━━ Material ━━

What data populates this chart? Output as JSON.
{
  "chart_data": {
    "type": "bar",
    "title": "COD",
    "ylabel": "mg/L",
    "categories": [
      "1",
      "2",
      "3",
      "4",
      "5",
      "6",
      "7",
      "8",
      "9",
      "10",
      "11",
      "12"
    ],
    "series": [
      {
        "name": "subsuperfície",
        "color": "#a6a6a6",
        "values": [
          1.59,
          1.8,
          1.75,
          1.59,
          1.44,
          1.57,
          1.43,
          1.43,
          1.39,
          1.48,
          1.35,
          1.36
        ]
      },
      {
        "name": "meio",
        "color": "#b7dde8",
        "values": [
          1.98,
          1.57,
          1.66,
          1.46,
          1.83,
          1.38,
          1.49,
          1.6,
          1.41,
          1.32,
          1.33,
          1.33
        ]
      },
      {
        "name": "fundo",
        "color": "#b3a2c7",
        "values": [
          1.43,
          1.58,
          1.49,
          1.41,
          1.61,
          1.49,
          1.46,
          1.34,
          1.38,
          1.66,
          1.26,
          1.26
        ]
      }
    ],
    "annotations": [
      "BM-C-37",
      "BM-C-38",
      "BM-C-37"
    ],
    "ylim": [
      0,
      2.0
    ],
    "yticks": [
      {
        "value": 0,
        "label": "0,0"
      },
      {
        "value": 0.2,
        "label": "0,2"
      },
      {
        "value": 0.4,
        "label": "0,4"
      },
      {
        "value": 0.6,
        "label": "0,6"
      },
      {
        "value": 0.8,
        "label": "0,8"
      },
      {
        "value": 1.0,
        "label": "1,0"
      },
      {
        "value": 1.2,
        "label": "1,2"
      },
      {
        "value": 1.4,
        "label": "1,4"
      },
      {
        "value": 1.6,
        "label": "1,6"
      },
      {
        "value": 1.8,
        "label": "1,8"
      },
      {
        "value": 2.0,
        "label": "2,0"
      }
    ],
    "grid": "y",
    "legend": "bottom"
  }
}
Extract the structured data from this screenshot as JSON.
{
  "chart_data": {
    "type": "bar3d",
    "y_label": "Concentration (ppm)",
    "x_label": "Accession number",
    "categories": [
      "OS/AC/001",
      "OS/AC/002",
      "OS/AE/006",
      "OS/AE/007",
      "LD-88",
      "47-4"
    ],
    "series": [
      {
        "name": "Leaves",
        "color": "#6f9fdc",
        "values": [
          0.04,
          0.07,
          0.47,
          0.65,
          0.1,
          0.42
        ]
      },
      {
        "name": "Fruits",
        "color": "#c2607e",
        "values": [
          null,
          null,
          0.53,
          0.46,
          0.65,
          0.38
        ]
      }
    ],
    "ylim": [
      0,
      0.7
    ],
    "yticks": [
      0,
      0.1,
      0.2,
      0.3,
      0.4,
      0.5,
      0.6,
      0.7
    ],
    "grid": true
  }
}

━━━

→ Work to do
Restate each record word for word.

→ Response to the task
What data populates this chart? Output as JSON.
{
  "chart_data": {
    "type": "bar",
    "title": "COD",
    "ylabel": "mg/L",
    "categories": [
      "1",
      "2",
      "3",
      "4",
      "5",
      "6",
      "7",
      "8",
      "9",
      "10",
      "11",
      "12"
    ],
    "series": [
      {
        "name": "subsuperfície",
        "color": "#a6a6a6",
        "values": [
          1.59,
          1.8,
          1.75,
          1.59,
          1.44,
          1.57,
          1.43,
          1.43,
          1.39,
          1.48,
          1.35,
          1.36
        ]
      },
      {
        "name": "meio",
        "color": "#b7dde8",
        "values": [
          1.98,
          1.57,
          1.66,
          1.46,
          1.83,
          1.38,
          1.49,
          1.6,
          1.41,
          1.32,
          1.33,
          1.33
        ]
      },
      {
        "name": "fundo",
        "color": "#b3a2c7",
        "values": [
          1.43,
          1.58,
          1.49,
          1.41,
          1.61,
          1.49,
          1.46,
          1.34,
          1.38,
          1.66,
          1.26,
          1.26
        ]
      }
    ],
    "annotations": [
      "BM-C-37",
      "BM-C-38",
      "BM-C-37"
    ],
    "ylim": [
      0,
      2.0
    ],
    "yticks": [
      {
        "value": 0,
        "label": "0,0"
      },
      {
        "value": 0.2,
        "label": "0,2"
      },
      {
        "value": 0.4,
        "label": "0,4"
      },
      {
        "value": 0.6,
        "label": "0,6"
      },
      {
        "value": 0.8,
        "label": "0,8"
      },
      {
        "value": 1.0,
        "label": "1,0"
      },
      {
        "value": 1.2,
        "label": "1,2"
      },
      {
        "value": 1.4,
        "label": "1,4"
      },
      {
        "value": 1.6,
        "label": "1,6"
      },
      {
        "value": 1.8,
        "label": "1,8"
      },
      {
        "value": 2.0,
        "label": "2,0"
      }
    ],
    "grid": "y",
    "legend": "bottom"
  }
}
Extract the structured data from this screenshot as JSON.
{
  "chart_data": {
    "type": "bar3d",
    "y_label": "Concentration (ppm)",
    "x_label": "Accession number",
    "categories": [
      "OS/AC/001",
      "OS/AC/002",
      "OS/AE/006",
      "OS/AE/007",
      "LD-88",
      "47-4"
    ],
    "series": [
      {
        "name": "Leaves",
        "color": "#6f9fdc",
        "values": [
          0.04,
          0.07,
          0.47,
          0.65,
          0.1,
          0.42
        ]
      },
      {
        "name": "Fruits",
        "color": "#c2607e",
        "values": [
          null,
          null,
          0.53,
          0.46,
          0.65,
          0.38
        ]
      }
    ],
    "ylim": [
      0,
      0.7
    ],
    "yticks": [
      0,
      0.1,
      0.2,
      0.3,
      0.4,
      0.5,
      0.6,
      0.7
    ],
    "grid": true
  }
}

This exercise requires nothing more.